***** MATERIAL TO PROCESS *****
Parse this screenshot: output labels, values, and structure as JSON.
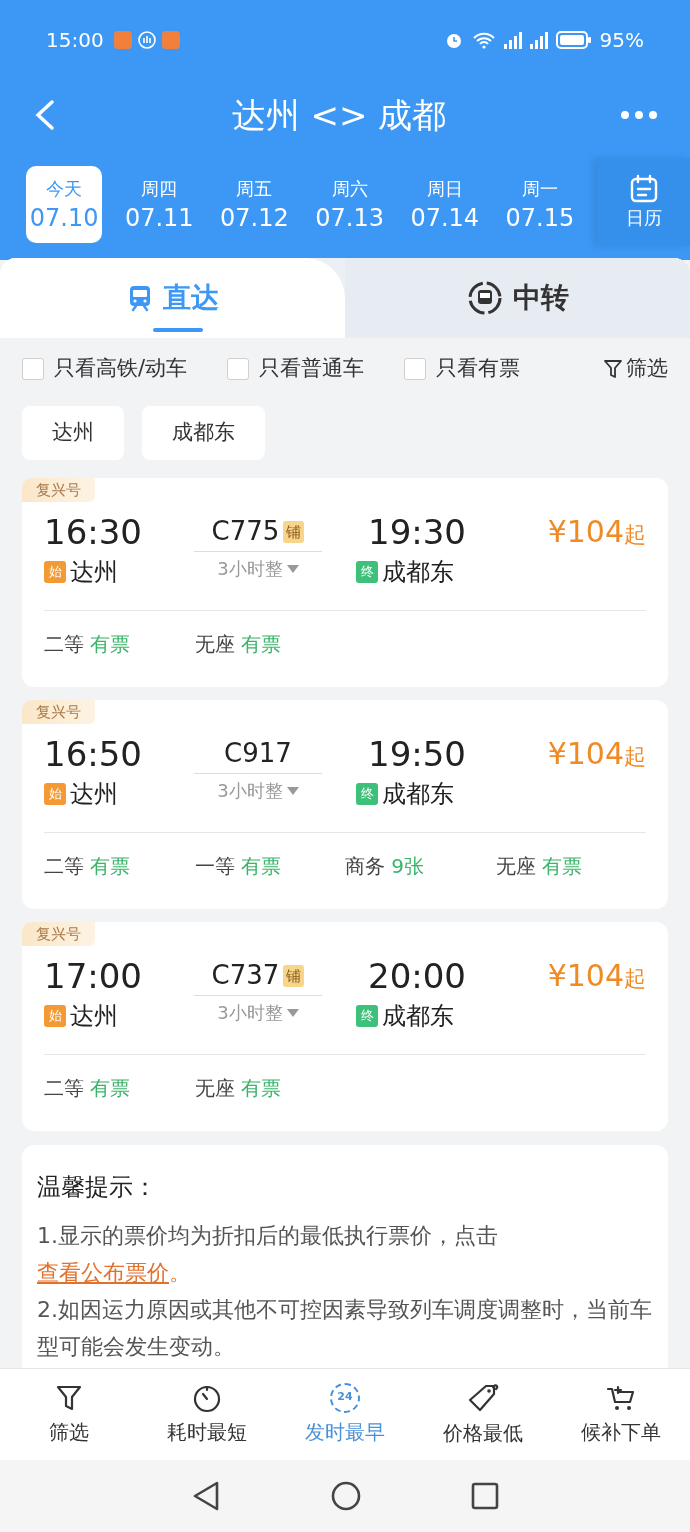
{
  "status_bar": {
    "time": "15:00",
    "battery": "95%"
  },
  "header": {
    "title": "达州 <> 成都"
  },
  "dates": [
    {
      "weekday": "今天",
      "date": "07.10",
      "selected": true
    },
    {
      "weekday": "周四",
      "date": "07.11",
      "selected": false
    },
    {
      "weekday": "周五",
      "date": "07.12",
      "selected": false
    },
    {
      "weekday": "周六",
      "date": "07.13",
      "selected": false
    },
    {
      "weekday": "周日",
      "date": "07.14",
      "selected": false
    },
    {
      "weekday": "周一",
      "date": "07.15",
      "selected": false
    }
  ],
  "calendar_button": {
    "label": "日历"
  },
  "tabs": [
    {
      "label": "直达",
      "kind": "direct",
      "selected": true
    },
    {
      "label": "中转",
      "kind": "transfer",
      "selected": false
    }
  ],
  "filters": [
    {
      "label": "只看高铁/动车",
      "checked": false
    },
    {
      "label": "只看普通车",
      "checked": false
    },
    {
      "label": "只看有票",
      "checked": false
    }
  ],
  "filter_button": {
    "label": "筛选"
  },
  "stations": [
    "达州",
    "成都东"
  ],
  "trains": [
    {
      "brand": "复兴号",
      "depart_time": "16:30",
      "train_no": "C775",
      "tag": "铺",
      "arrive_time": "19:30",
      "duration": "3小时整",
      "from_mark": "始",
      "from": "达州",
      "to_mark": "终",
      "to": "成都东",
      "price": "¥104",
      "price_suffix": "起",
      "seats": [
        {
          "class": "二等",
          "availability": "有票"
        },
        {
          "class": "无座",
          "availability": "有票"
        }
      ]
    },
    {
      "brand": "复兴号",
      "depart_time": "16:50",
      "train_no": "C917",
      "arrive_time": "19:50",
      "duration": "3小时整",
      "from_mark": "始",
      "from": "达州",
      "to_mark": "终",
      "to": "成都东",
      "price": "¥104",
      "price_suffix": "起",
      "seats": [
        {
          "class": "二等",
          "availability": "有票"
        },
        {
          "class": "一等",
          "availability": "有票"
        },
        {
          "class": "商务",
          "availability": "9张"
        },
        {
          "class": "无座",
          "availability": "有票"
        }
      ]
    },
    {
      "brand": "复兴号",
      "depart_time": "17:00",
      "train_no": "C737",
      "tag": "铺",
      "arrive_time": "20:00",
      "duration": "3小时整",
      "from_mark": "始",
      "from": "达州",
      "to_mark": "终",
      "to": "成都东",
      "price": "¥104",
      "price_suffix": "起",
      "seats": [
        {
          "class": "二等",
          "availability": "有票"
        },
        {
          "class": "无座",
          "availability": "有票"
        }
      ]
    }
  ],
  "notice": {
    "title": "温馨提示：",
    "items": [
      {
        "text": "1.显示的票价均为折扣后的最低执行票价，点击 ",
        "link": "查看公布票价",
        "after": "。"
      },
      {
        "text": "2.如因运力原因或其他不可控因素导致列车调度调整时，当前车型可能会发生变动。"
      }
    ]
  },
  "bottom_nav": [
    {
      "label": "筛选",
      "kind": "filter",
      "selected": false
    },
    {
      "label": "耗时最短",
      "kind": "duration",
      "selected": false
    },
    {
      "label": "发时最早",
      "kind": "earliest",
      "badge": "24",
      "selected": true
    },
    {
      "label": "价格最低",
      "kind": "price",
      "selected": false
    },
    {
      "label": "候补下单",
      "kind": "cart",
      "selected": false
    }
  ]
}
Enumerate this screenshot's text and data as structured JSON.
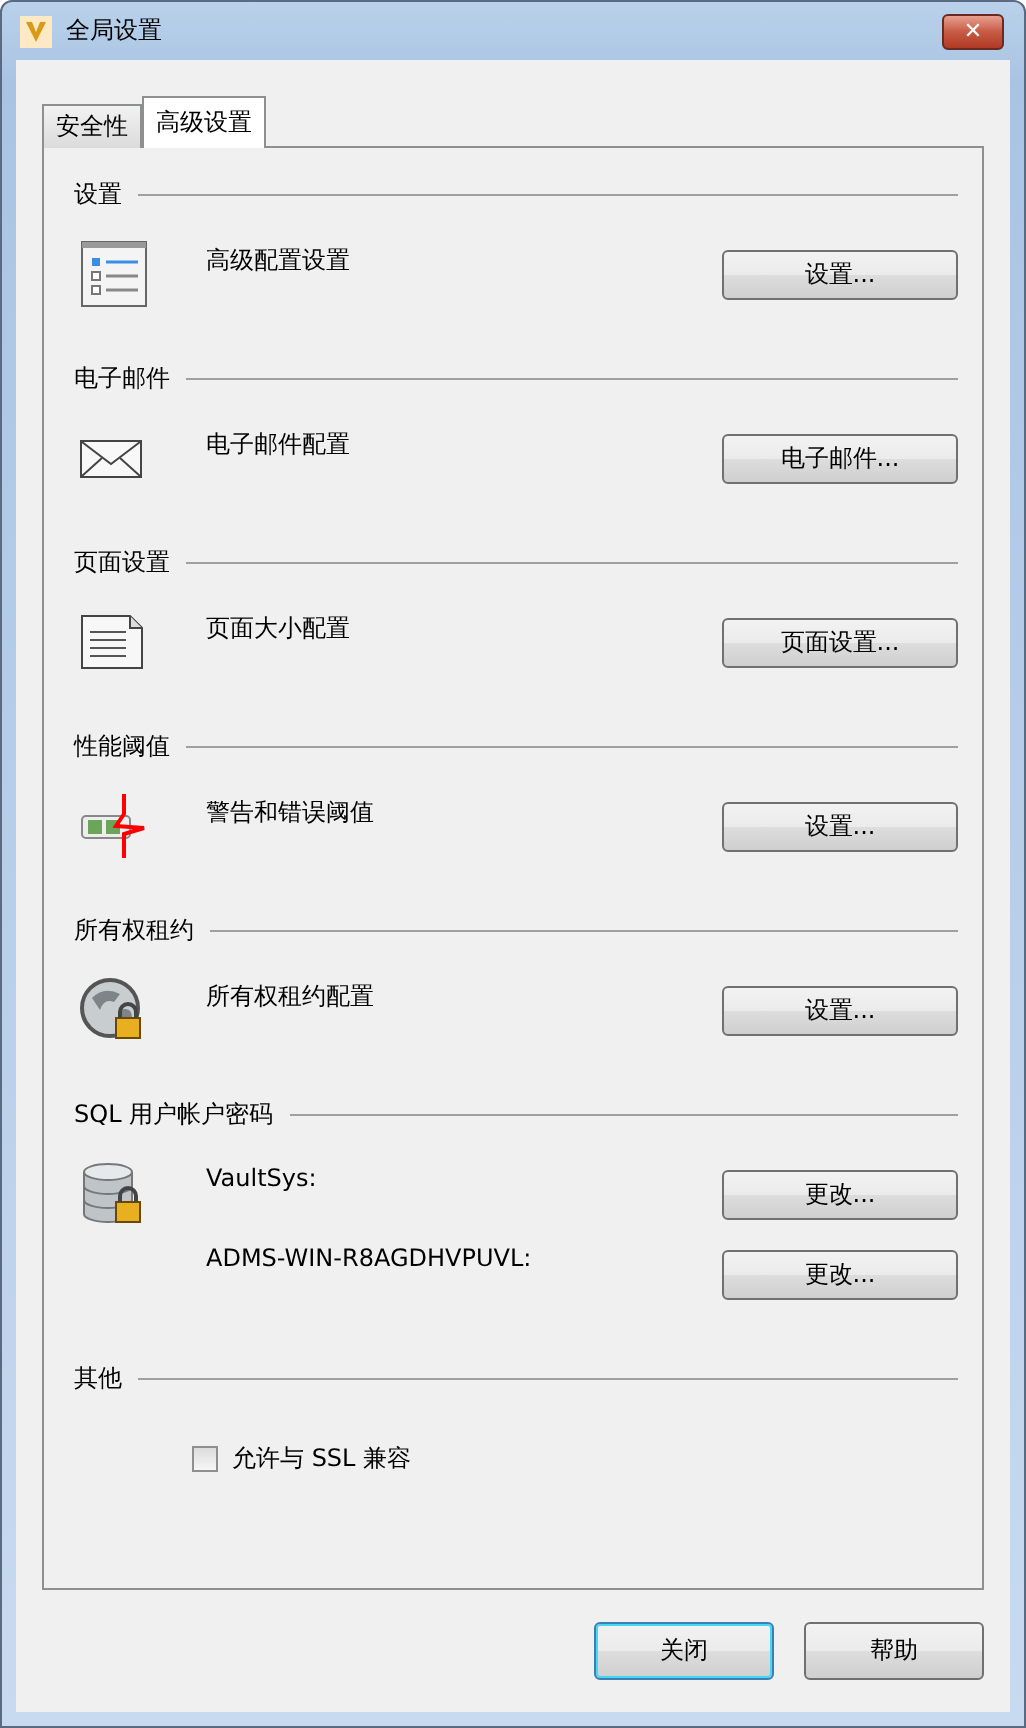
{
  "window": {
    "title": "全局设置",
    "close_glyph": "✕"
  },
  "tabs": [
    {
      "label": "安全性",
      "selected": false
    },
    {
      "label": "高级设置",
      "selected": true
    }
  ],
  "sections": [
    {
      "title": "设置",
      "icon": {
        "kind": "settings-list"
      },
      "rows": [
        {
          "kind": "button",
          "label": "高级配置设置",
          "button": "设置..."
        }
      ]
    },
    {
      "title": "电子邮件",
      "icon": {
        "kind": "envelope"
      },
      "rows": [
        {
          "kind": "button",
          "label": "电子邮件配置",
          "button": "电子邮件..."
        }
      ]
    },
    {
      "title": "页面设置",
      "icon": {
        "kind": "document"
      },
      "rows": [
        {
          "kind": "button",
          "label": "页面大小配置",
          "button": "页面设置..."
        }
      ]
    },
    {
      "title": "性能阈值",
      "icon": {
        "kind": "meter"
      },
      "rows": [
        {
          "kind": "button",
          "label": "警告和错误阈值",
          "button": "设置..."
        }
      ]
    },
    {
      "title": "所有权租约",
      "icon": {
        "kind": "globe-lock"
      },
      "rows": [
        {
          "kind": "button",
          "label": "所有权租约配置",
          "button": "设置..."
        }
      ]
    },
    {
      "title": "SQL 用户帐户密码",
      "icon": {
        "kind": "database-lock"
      },
      "rows": [
        {
          "kind": "button",
          "label": "VaultSys:",
          "button": "更改..."
        },
        {
          "kind": "button",
          "label": "ADMS-WIN-R8AGDHVPUVL:",
          "button": "更改..."
        }
      ]
    },
    {
      "title": "其他",
      "rows": [
        {
          "kind": "checkbox",
          "label": "允许与 SSL 兼容",
          "checked": false
        }
      ]
    }
  ],
  "footer": {
    "buttons": [
      {
        "label": "关闭",
        "default": true
      },
      {
        "label": "帮助",
        "default": false
      }
    ]
  }
}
*****
Search the data for "text". Copy every matching line.

— TASK OUTPUT —
        "text": "1.显示的票价均为折扣后的最低执行票价，点击 ",
        "text": "2.如因运力原因或其他不可控因素导致列车调度调整时，当前车型可能会发生变动。"
Enumerate this screenshot's text and data as structured JSON.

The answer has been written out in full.